--- Texto proporcionado ---

Dicen los expertos que uno de los grandes procesos que recorren hoy el mundo es la soledad. Y más después de esta pandemia que seguimos padeciendo. Que han aumentado los contactos pero disminuido los vínculos que permanecen y comprometen. Que han crecido las redes para comunicar en la distancia pero se agudizan las soledades. Que en la actualidad se posibilita la mayor sociabilidad global de la historia para los individuos pero sin poder garantizar una mínima relación y vida comunitaria, que se echa de menos. Que la ansiedad que ha generado y genera esta situación necesita simplemente de un par de sillas para que alguien se siente al lado del otro simplemente a escuchar, a conversar gratuitamente, ofreciendo una palabra de esperanza. Que es cuestión de generar procesos a partir de un pequeño encuentro de diálogo. Pero presencial, claro.

---

Consigna 1 |
Copia el fragmento del texto sobre la soledad que empieza en "Dicen los expertos" y termina en "Pero presencial, claro.", cambiando "sillas" por "bancos".
Consigna 2 |
Enumera todos los verbos en infinitivo que aparecen en el texto sobre la soledad.
Consigna 3 |
Prosigue el texto sobre la soledad desde donde termina.
No es necesario consultar los registros.

--- Datos proporcionados ---

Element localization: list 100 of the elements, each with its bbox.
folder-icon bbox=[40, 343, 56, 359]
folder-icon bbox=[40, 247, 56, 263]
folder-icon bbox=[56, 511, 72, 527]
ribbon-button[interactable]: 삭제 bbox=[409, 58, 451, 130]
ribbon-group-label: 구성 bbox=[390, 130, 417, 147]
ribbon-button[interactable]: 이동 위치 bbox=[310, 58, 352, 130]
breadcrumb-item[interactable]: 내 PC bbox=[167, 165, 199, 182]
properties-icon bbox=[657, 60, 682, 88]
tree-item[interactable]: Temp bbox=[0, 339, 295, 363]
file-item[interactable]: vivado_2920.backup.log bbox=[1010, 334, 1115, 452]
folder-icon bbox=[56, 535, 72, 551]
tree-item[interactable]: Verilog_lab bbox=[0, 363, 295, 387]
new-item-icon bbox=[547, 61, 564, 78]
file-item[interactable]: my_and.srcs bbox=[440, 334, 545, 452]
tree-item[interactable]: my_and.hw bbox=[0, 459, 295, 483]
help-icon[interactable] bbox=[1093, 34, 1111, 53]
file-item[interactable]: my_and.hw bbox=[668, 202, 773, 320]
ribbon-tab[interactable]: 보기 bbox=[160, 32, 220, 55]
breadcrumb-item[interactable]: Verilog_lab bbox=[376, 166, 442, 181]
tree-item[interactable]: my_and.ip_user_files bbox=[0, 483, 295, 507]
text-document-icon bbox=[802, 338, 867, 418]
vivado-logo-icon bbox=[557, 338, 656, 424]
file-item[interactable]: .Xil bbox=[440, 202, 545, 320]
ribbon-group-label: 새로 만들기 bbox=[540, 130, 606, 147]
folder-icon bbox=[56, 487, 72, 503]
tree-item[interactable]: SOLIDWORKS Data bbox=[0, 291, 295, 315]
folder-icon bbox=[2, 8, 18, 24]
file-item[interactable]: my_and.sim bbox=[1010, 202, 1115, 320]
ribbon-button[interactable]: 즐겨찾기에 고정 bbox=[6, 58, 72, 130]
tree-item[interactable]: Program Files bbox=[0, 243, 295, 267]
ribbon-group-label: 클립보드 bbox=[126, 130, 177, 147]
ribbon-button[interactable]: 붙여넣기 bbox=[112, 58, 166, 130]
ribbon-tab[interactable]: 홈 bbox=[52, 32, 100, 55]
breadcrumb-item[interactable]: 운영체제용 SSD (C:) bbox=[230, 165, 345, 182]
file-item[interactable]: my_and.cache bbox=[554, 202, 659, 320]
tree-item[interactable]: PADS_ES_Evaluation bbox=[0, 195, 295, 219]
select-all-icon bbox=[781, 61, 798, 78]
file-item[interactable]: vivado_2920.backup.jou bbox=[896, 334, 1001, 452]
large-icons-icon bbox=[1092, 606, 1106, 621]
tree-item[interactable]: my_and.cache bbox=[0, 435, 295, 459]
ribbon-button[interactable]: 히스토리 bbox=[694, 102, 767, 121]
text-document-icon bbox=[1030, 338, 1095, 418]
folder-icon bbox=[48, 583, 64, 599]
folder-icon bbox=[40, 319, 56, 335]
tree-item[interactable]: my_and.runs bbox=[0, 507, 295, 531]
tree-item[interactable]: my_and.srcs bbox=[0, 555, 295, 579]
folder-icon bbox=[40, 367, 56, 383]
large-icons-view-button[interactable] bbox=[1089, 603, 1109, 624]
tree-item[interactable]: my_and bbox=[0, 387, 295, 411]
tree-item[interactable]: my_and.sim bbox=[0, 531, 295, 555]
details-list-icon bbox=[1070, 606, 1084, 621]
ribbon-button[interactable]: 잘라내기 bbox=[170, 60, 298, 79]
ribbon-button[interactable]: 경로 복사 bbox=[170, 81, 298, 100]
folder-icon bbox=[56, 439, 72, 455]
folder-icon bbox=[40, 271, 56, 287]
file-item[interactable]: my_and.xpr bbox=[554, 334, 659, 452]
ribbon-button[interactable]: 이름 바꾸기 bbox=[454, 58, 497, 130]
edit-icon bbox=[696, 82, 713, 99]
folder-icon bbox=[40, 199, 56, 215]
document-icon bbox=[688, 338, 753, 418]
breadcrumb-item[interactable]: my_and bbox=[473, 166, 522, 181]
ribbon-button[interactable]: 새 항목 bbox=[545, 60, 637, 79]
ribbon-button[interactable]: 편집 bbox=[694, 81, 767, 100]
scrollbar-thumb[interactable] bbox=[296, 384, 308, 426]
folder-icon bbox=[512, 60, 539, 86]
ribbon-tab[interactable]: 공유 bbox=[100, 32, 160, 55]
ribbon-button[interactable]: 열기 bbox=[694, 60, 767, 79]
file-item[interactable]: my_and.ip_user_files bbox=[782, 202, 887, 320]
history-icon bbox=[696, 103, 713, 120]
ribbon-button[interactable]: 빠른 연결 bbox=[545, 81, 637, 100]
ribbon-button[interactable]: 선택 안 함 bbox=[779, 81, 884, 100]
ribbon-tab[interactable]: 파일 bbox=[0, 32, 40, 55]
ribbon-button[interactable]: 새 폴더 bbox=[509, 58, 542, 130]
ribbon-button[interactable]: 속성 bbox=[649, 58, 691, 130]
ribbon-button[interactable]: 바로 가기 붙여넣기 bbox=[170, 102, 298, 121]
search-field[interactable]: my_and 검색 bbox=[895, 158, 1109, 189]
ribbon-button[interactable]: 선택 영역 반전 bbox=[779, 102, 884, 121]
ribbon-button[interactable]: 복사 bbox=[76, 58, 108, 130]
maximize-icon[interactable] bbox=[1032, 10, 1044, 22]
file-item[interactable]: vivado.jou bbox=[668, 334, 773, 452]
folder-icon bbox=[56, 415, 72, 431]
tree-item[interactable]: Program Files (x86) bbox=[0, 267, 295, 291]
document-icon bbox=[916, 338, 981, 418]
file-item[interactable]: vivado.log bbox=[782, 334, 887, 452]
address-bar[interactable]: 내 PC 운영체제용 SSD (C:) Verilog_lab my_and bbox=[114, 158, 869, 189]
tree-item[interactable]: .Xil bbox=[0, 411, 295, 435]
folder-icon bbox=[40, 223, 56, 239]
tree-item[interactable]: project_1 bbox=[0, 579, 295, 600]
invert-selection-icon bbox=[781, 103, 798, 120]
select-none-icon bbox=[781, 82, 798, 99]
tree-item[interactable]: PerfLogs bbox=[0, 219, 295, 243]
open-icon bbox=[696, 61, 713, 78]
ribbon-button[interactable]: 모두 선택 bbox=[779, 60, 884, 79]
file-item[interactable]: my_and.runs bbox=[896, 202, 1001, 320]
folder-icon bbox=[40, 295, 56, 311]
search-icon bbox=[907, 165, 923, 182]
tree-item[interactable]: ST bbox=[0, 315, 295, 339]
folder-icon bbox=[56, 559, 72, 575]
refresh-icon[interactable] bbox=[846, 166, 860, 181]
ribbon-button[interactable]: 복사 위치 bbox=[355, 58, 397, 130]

---

Respuesta 1 |
Dicen los expertos que uno de los grandes procesos que recorren hoy el mundo es la soledad. Y más después de esta pandemia que seguimos padeciendo. Que han aumentado los contactos pero disminuido los vínculos que permanecen y comprometen. Que han crecido las redes para comunicar en la distancia pero se agudizan las soledades. Que en la actualidad se posibilita la mayor sociabilidad global de la historia para los individuos pero sin poder garantizar una mínima relación y vida comunitaria, que se echa de menos. Que la ansiedad que ha generado y genera esta situación necesita simplemente de un par de bancos para que alguien se siente al lado del otro simplemente a escuchar, a conversar gratuitamente, ofreciendo una palabra de esperanza. Que es cuestión de generar procesos a partir de un pequeño encuentro de diálogo. Pero presencial, claro.

Respuesta 2 |
comunicar, poder, garantizar, escuchar, conversar, generar

Respuesta 3 |
Hemos escuchado muchísimas veces de boca de nuestros mayores eso de que “la compañía, Dios la amó”. Y así es. Ya en el principio dictó sentencia el Creador: “No es bueno que el hombre esté solo” (Gen 2,18). Y en los momentos de apuro y destierro del pueblo de Israel, cuando se encontraba en “una tierra desierta y una soledad poblada de aullidos, el Señor lo rodeó cuidando de él y lo guardó como a la niña de sus ojos” (Dt 32,10), lo escogió como su preferido (Dt 26,17s; Jer 30,22) y lo consoló con la promesa de su cercanía en persona: “Ved que la virgen concebirá y dará a luz un hijo y le pondrá por nombre Enmanuel, que significa ‘Dios con nosotros’” (Is 7,14; Mt 1,23). Y cuando llegó el momento culminante: “tanto amó Dios al mundo que dio a su Hijo unigénito, para que todo el que crea en él tenga vida eterna” (Jn 3,16). Y sí, por supuesto, como nadie más lo ha hecho, Jesús es el que nos ha enseñado a unir las dos cosas, la soledad humana y el acompañamiento de Dios. Volvamos a poner en práctica su lección. Él también pasó por ese trance y se sintió solo: rechazado del mundo, abandonado de los hermanos y olvidado del Padre. Pero con la travesía pascual de su pasión, muerte y resurrección, quedó constituido en compañero imprescindible para el camino de la humanidad en cualquier tiempo y circunstancia (Cf. Lc 24,13-35) y aseguró su presencia para siempre en la vida de su Iglesia (Cf. Mt 28,20). De tal manera que ya nada ni nadie nos podrá separar de su Amor (Cf. Rom 8,31-39). Y cuando dos o tres estemos reunidos y en su nombre pidamos algo, tengamos la seguridad de que el Padre nos lo concederá (Mt 18,19s).
José Vicente Gómez, capellán de los Hospitales.